EXTRACTED ENTRIES -
┄┄┄┄┄┄┄┄┄┄

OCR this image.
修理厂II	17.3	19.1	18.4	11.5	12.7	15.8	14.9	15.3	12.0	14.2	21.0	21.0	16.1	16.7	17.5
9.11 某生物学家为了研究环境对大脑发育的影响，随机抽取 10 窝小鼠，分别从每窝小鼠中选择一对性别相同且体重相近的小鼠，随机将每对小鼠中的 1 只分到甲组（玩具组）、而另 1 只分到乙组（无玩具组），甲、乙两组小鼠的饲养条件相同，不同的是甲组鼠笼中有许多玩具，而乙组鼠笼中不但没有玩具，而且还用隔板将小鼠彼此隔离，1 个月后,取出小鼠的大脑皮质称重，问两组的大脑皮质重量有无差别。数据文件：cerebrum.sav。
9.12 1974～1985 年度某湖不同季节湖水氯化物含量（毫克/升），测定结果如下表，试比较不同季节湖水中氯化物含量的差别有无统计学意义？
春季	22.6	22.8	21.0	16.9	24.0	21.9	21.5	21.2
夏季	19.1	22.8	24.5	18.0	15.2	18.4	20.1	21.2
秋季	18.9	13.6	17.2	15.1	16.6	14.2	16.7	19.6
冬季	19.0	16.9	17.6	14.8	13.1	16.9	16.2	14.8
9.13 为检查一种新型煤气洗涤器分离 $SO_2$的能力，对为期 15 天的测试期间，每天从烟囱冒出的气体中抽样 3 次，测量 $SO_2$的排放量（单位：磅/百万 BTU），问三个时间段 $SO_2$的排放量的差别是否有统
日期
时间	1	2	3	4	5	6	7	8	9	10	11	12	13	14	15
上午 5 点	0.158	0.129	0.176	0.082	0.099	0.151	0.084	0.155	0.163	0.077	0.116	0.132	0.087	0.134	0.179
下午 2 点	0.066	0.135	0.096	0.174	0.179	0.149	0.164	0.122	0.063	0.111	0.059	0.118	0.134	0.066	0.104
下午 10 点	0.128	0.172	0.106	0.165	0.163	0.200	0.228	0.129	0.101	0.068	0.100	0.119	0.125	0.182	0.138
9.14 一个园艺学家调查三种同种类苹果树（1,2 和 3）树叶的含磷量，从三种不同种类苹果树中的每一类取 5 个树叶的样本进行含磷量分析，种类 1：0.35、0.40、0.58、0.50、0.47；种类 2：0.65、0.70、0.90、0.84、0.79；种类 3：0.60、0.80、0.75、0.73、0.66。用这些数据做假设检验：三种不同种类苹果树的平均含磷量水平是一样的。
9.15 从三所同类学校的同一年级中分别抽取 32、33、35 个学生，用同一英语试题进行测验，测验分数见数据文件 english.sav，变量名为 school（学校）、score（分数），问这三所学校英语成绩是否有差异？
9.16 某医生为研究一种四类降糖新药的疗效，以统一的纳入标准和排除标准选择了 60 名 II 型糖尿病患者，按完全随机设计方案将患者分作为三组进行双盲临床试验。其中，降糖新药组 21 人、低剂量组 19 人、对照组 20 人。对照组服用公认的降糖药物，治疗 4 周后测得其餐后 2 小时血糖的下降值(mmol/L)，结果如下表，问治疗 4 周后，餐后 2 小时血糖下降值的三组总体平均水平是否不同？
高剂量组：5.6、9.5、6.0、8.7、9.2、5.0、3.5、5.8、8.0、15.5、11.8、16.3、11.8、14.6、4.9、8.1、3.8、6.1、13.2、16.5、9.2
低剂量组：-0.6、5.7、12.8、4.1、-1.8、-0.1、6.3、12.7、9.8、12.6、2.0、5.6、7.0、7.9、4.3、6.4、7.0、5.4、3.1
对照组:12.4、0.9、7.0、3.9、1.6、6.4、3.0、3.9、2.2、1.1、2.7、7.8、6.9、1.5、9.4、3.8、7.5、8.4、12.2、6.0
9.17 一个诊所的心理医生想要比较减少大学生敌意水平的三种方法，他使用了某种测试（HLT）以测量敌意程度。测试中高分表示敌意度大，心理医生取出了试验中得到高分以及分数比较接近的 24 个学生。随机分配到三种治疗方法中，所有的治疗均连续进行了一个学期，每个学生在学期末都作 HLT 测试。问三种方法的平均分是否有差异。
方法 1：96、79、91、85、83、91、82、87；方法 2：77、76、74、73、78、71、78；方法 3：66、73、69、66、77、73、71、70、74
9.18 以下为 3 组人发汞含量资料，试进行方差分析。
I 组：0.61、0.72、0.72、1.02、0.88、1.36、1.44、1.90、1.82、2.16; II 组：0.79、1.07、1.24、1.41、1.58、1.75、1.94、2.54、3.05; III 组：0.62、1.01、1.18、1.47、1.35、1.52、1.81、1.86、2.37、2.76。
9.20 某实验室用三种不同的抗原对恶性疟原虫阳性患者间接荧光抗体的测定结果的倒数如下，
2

┄┄┄┄┄┄┄┄┄┄

WHAT NEEDS TO BE DONE -
Count the lines that hold the string "低剂量组" and state that number alone.

CORRECT RESPONSE -
2